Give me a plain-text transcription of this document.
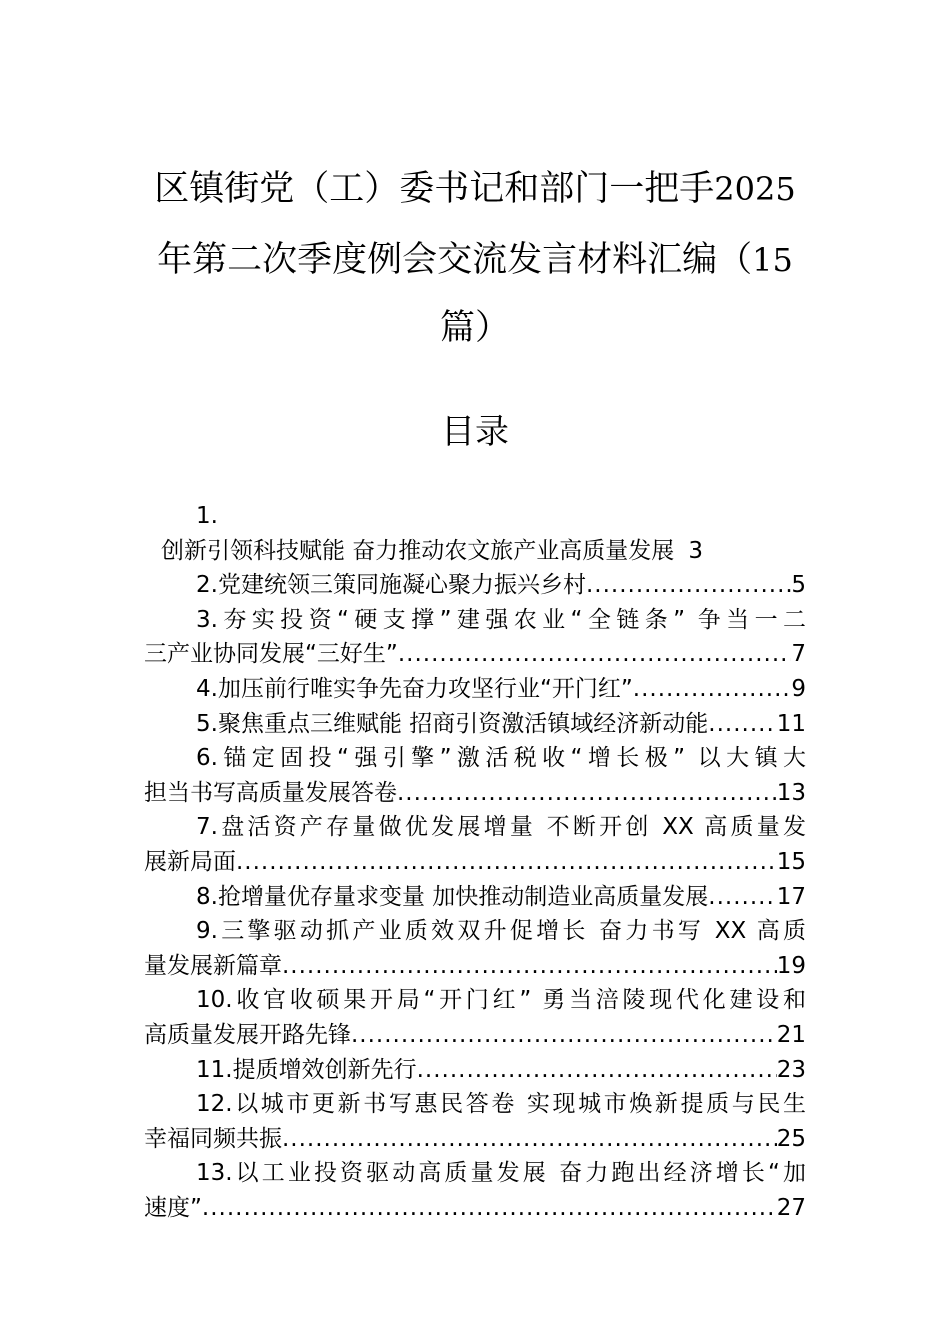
区镇街党（工）委书记和部门一把手2025
年第二次季度例会交流发言材料汇编（15
篇）
目录
1.
创新引领科技赋能 奋力推动农文旅产业高质量发展 3
2.党建统领三策同施凝心聚力振兴乡村 .....	5
3.夯实投资“硬支撑”建强农业“全链条” 争当一二
三产业协同发展“三好生” .....	7
4.加压前行唯实争先奋力攻坚行业“开门红” .....	9
5.聚焦重点三维赋能 招商引资激活镇域经济新动能 .....	11
6.锚定固投“强引擎”激活税收“增长极” 以大镇大
担当书写高质量发展答卷 .....	13
7.盘活资产存量做优发展增量 不断开创 XX 高质量发
展新局面 .....	15
8.抢增量优存量求变量 加快推动制造业高质量发展 .....	17
9.三擎驱动抓产业质效双升促增长 奋力书写 XX 高质
量发展新篇章 .....	19
10.收官收硕果开局“开门红” 勇当涪陵现代化建设和
高质量发展开路先锋 .....	21
11.提质增效创新先行 .....	23
12.以城市更新书写惠民答卷 实现城市焕新提质与民生
幸福同频共振 .....	25
13.以工业投资驱动高质量发展 奋力跑出经济增长“加
速度” .....	27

_Given problem_.
Extract all the data above exactly, excluding every picture.

_Exercise response_.
Give me a plain-text transcription of this document.
区镇街党（工）委书记和部门一把手2025
年第二次季度例会交流发言材料汇编（15
篇）
目录
1.
创新引领科技赋能 奋力推动农文旅产业高质量发展 3
2.党建统领三策同施凝心聚力振兴乡村 .....	5
3.夯实投资“硬支撑”建强农业“全链条” 争当一二
三产业协同发展“三好生” .....	7
4.加压前行唯实争先奋力攻坚行业“开门红” .....	9
5.聚焦重点三维赋能 招商引资激活镇域经济新动能 .....	11
6.锚定固投“强引擎”激活税收“增长极” 以大镇大
担当书写高质量发展答卷 .....	13
7.盘活资产存量做优发展增量 不断开创 XX 高质量发
展新局面 .....	15
8.抢增量优存量求变量 加快推动制造业高质量发展 .....	17
9.三擎驱动抓产业质效双升促增长 奋力书写 XX 高质
量发展新篇章 .....	19
10.收官收硕果开局“开门红” 勇当涪陵现代化建设和
高质量发展开路先锋 .....	21
11.提质增效创新先行 .....	23
12.以城市更新书写惠民答卷 实现城市焕新提质与民生
幸福同频共振 .....	25
13.以工业投资驱动高质量发展 奋力跑出经济增长“加
速度” .....	27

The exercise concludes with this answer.